→ **TASK REQUIREMENTS**
For every line in the records that has the word "khác", make a copy.

** Start RECORD EXTRACTS **

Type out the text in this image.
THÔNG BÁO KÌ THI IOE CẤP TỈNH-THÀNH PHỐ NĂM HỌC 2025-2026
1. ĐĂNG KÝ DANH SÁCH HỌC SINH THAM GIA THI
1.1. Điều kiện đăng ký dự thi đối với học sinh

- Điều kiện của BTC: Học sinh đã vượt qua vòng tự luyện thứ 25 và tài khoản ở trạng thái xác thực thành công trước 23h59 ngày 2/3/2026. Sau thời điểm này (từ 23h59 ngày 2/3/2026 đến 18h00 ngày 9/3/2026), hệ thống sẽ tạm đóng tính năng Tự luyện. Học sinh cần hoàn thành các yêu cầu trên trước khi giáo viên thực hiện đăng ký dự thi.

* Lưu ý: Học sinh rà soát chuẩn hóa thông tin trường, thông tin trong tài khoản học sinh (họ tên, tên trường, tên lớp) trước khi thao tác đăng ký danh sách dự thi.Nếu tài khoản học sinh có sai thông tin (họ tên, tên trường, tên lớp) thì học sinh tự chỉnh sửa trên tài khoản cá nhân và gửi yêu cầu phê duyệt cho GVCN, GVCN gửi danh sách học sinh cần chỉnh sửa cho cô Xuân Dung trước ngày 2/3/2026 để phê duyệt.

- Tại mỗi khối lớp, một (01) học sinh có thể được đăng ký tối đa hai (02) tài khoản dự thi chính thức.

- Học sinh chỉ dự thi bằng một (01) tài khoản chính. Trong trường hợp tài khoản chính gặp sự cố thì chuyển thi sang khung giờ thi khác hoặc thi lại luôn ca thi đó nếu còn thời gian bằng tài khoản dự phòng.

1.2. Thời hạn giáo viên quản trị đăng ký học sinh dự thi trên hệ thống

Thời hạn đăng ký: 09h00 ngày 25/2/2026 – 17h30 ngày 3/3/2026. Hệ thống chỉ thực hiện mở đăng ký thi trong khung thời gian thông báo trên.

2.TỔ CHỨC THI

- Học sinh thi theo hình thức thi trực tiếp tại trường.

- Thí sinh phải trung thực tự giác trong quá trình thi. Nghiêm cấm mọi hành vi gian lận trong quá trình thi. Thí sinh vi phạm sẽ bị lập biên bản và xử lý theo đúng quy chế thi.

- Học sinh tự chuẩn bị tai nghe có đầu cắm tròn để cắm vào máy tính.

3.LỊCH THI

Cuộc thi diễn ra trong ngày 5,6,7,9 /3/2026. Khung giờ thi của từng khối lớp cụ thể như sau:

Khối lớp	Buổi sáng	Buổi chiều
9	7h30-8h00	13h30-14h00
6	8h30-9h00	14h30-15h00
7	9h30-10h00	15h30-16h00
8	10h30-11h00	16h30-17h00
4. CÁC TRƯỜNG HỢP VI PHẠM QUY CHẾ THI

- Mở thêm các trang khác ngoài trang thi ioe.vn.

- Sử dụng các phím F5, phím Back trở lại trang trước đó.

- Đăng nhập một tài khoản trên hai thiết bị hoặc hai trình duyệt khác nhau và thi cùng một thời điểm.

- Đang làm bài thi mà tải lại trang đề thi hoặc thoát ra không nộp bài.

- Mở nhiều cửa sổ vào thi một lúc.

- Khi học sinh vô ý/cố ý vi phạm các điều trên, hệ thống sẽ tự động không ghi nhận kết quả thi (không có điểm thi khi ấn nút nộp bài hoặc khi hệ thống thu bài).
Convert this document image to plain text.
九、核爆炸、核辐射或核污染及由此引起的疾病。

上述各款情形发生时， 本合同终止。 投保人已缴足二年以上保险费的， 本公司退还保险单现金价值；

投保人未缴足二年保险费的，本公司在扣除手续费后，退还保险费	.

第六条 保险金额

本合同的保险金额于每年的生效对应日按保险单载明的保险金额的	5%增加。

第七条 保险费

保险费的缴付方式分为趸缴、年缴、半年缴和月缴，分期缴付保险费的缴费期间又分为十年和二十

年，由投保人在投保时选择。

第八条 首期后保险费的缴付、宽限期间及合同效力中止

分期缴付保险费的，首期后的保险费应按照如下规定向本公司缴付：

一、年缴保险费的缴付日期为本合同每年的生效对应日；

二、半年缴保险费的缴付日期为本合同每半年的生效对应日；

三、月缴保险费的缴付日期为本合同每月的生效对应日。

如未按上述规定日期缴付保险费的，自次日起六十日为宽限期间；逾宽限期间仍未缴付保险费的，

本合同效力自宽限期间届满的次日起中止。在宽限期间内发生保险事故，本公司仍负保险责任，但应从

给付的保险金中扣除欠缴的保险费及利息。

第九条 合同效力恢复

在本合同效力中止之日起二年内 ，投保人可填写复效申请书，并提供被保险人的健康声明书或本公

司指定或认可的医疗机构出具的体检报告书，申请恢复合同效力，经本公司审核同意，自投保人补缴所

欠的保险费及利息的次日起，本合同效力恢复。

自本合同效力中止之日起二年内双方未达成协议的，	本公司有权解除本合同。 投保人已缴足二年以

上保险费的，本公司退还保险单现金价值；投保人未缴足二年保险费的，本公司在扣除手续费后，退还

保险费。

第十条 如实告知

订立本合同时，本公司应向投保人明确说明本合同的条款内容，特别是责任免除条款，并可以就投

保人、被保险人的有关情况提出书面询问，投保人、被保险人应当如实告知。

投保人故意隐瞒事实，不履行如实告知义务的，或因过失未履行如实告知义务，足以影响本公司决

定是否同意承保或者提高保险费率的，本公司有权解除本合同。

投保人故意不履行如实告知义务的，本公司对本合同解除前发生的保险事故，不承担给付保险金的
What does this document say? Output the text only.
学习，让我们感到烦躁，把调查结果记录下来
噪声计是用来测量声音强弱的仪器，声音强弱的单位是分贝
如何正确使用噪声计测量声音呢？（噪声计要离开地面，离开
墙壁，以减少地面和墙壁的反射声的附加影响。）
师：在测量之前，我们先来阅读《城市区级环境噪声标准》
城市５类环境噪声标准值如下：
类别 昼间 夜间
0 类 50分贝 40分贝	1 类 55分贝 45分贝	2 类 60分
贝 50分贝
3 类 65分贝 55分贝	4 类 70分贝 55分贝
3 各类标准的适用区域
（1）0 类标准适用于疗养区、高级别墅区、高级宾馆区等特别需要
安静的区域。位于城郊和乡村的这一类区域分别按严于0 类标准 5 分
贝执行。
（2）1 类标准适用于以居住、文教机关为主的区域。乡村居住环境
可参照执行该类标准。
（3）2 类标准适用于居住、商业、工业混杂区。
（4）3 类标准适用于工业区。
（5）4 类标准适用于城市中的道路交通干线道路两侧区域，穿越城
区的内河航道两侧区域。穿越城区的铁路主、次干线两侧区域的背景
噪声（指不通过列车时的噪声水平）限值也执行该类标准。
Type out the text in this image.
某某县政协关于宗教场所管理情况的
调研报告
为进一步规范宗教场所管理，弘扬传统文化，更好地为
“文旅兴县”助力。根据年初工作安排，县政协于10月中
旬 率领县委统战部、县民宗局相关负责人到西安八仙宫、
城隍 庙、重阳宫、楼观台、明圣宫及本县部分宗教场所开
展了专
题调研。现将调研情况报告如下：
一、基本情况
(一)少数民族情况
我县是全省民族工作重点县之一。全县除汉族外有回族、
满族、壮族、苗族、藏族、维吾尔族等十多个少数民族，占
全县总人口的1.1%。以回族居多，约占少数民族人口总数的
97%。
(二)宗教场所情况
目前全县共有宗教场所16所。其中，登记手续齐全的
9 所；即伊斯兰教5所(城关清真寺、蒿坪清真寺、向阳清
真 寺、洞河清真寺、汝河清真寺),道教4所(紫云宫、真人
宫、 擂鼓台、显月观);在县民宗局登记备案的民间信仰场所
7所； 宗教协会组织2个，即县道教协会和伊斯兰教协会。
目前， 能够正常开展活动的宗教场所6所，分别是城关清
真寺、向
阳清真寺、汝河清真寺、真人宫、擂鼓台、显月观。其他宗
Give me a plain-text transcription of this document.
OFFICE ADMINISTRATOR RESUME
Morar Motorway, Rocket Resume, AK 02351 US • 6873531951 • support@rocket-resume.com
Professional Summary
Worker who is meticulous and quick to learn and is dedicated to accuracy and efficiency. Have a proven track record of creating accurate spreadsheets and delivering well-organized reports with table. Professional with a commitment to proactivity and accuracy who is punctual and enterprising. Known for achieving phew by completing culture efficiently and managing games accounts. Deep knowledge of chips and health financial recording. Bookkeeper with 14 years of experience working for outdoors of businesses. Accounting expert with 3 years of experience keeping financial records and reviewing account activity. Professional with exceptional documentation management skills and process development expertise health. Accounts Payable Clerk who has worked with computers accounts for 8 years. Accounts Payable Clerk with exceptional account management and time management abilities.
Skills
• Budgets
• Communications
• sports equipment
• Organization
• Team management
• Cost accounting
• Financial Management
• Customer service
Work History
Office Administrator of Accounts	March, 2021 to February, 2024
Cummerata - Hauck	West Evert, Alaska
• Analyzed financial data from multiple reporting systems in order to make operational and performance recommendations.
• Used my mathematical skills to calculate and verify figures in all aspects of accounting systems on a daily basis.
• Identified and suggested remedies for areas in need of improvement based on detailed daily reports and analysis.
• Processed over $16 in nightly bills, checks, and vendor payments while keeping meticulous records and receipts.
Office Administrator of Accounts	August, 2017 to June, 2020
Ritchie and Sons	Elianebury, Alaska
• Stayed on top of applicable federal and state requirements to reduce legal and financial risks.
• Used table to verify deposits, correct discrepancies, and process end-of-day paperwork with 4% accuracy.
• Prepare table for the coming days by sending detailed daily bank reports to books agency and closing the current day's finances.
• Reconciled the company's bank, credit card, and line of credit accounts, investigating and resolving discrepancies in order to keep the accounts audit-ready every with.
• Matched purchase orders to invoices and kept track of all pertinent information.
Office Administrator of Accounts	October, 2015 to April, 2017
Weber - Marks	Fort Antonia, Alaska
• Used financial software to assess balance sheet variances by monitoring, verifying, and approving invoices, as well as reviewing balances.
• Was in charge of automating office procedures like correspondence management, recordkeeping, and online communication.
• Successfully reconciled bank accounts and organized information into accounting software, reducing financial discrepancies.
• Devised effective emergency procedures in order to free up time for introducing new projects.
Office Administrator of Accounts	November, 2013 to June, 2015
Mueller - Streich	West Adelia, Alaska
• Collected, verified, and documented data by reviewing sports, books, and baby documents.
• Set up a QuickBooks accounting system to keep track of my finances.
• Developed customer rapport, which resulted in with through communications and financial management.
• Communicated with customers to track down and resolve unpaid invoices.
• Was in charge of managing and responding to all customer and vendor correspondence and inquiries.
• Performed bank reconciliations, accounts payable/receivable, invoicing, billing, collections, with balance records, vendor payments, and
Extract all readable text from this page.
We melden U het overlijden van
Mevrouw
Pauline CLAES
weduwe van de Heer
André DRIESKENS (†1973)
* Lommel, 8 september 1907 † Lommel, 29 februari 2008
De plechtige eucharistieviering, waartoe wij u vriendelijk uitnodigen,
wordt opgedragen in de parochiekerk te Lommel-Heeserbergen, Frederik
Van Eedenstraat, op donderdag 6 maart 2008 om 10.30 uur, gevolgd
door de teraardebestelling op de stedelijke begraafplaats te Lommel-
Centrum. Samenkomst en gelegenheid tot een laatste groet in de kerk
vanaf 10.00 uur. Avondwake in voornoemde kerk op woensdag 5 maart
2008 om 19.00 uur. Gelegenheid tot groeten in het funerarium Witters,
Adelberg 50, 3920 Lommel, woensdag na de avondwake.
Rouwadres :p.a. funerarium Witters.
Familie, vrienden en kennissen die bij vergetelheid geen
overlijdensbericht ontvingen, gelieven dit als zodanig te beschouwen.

** End RECORD EXTRACTS **

→ **TASK SOLUTION**
- Học sinh chỉ dự thi bằng một (01) tài khoản chính. Trong trường hợp tài khoản chính gặp sự cố thì chuyển thi sang khung giờ thi khác hoặc thi lại luôn ca thi đó nếu còn thời gian bằng tài khoản dự phòng.
- Mở thêm các trang khác ngoài trang thi ioe.vn.
- Đăng nhập một tài khoản trên hai thiết bị hoặc hai trình duyệt khác nhau và thi cùng một thời điểm.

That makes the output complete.